• What the exercise asks: Each entry must appear again exactly as it does in the source.

• Given data:
____________

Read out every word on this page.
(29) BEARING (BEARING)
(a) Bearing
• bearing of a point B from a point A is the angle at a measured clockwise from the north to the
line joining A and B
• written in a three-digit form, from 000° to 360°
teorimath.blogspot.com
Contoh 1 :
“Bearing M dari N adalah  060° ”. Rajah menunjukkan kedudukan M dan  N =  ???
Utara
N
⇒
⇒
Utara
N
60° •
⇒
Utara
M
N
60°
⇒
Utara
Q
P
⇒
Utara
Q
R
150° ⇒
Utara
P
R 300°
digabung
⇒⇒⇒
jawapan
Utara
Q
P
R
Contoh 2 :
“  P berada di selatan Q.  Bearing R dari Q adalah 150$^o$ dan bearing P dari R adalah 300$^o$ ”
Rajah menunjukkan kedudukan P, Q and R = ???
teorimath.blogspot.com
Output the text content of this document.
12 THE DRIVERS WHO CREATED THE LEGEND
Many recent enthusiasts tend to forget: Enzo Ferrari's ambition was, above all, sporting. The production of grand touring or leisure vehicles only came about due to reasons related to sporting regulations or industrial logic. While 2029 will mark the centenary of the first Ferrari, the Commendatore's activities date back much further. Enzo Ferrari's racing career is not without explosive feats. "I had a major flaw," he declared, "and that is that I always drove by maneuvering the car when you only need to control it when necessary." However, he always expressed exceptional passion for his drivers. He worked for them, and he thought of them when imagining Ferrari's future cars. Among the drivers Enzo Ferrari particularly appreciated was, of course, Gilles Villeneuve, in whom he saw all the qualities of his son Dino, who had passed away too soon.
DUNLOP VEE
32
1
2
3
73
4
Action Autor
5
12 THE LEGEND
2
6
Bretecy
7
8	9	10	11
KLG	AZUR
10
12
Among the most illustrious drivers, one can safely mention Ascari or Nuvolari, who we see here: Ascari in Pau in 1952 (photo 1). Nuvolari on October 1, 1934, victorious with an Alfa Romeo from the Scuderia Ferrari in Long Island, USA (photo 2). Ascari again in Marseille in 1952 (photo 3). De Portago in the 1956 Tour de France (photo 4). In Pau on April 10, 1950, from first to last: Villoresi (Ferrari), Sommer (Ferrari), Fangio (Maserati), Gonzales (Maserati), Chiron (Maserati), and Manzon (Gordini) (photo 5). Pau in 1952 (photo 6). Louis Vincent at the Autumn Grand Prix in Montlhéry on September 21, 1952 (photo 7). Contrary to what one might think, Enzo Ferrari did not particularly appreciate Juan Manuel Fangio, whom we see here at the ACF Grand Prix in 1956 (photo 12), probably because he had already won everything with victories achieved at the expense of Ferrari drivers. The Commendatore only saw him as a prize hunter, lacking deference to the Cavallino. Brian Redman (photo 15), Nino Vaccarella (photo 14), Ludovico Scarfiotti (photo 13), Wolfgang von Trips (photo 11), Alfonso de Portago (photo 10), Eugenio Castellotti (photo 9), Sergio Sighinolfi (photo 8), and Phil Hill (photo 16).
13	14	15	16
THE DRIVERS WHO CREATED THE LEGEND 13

____________

• Answer to this task:
Read out every word on this page.
(29) BEARING (BEARING)
(a) Bearing
• bearing of a point B from a point A is the angle at a measured clockwise from the north to the
line joining A and B
• written in a three-digit form, from 000° to 360°
teorimath.blogspot.com
Contoh 1 :
“Bearing M dari N adalah  060° ”. Rajah menunjukkan kedudukan M dan  N =  ???
Utara
N
⇒
⇒
Utara
N
60° •
⇒
Utara
M
N
60°
⇒
Utara
Q
P
⇒
Utara
Q
R
150° ⇒
Utara
P
R 300°
digabung
⇒⇒⇒
jawapan
Utara
Q
P
R
Contoh 2 :
“  P berada di selatan Q.  Bearing R dari Q adalah 150$^o$ dan bearing P dari R adalah 300$^o$ ”
Rajah menunjukkan kedudukan P, Q and R = ???
teorimath.blogspot.com
Output the text content of this document.
12 THE DRIVERS WHO CREATED THE LEGEND
Many recent enthusiasts tend to forget: Enzo Ferrari's ambition was, above all, sporting. The production of grand touring or leisure vehicles only came about due to reasons related to sporting regulations or industrial logic. While 2029 will mark the centenary of the first Ferrari, the Commendatore's activities date back much further. Enzo Ferrari's racing career is not without explosive feats. "I had a major flaw," he declared, "and that is that I always drove by maneuvering the car when you only need to control it when necessary." However, he always expressed exceptional passion for his drivers. He worked for them, and he thought of them when imagining Ferrari's future cars. Among the drivers Enzo Ferrari particularly appreciated was, of course, Gilles Villeneuve, in whom he saw all the qualities of his son Dino, who had passed away too soon.
DUNLOP VEE
32
1
2
3
73
4
Action Autor
5
12 THE LEGEND
2
6
Bretecy
7
8	9	10	11
KLG	AZUR
10
12
Among the most illustrious drivers, one can safely mention Ascari or Nuvolari, who we see here: Ascari in Pau in 1952 (photo 1). Nuvolari on October 1, 1934, victorious with an Alfa Romeo from the Scuderia Ferrari in Long Island, USA (photo 2). Ascari again in Marseille in 1952 (photo 3). De Portago in the 1956 Tour de France (photo 4). In Pau on April 10, 1950, from first to last: Villoresi (Ferrari), Sommer (Ferrari), Fangio (Maserati), Gonzales (Maserati), Chiron (Maserati), and Manzon (Gordini) (photo 5). Pau in 1952 (photo 6). Louis Vincent at the Autumn Grand Prix in Montlhéry on September 21, 1952 (photo 7). Contrary to what one might think, Enzo Ferrari did not particularly appreciate Juan Manuel Fangio, whom we see here at the ACF Grand Prix in 1956 (photo 12), probably because he had already won everything with victories achieved at the expense of Ferrari drivers. The Commendatore only saw him as a prize hunter, lacking deference to the Cavallino. Brian Redman (photo 15), Nino Vaccarella (photo 14), Ludovico Scarfiotti (photo 13), Wolfgang von Trips (photo 11), Alfonso de Portago (photo 10), Eugenio Castellotti (photo 9), Sergio Sighinolfi (photo 8), and Phil Hill (photo 16).
13	14	15	16
THE DRIVERS WHO CREATED THE LEGEND 13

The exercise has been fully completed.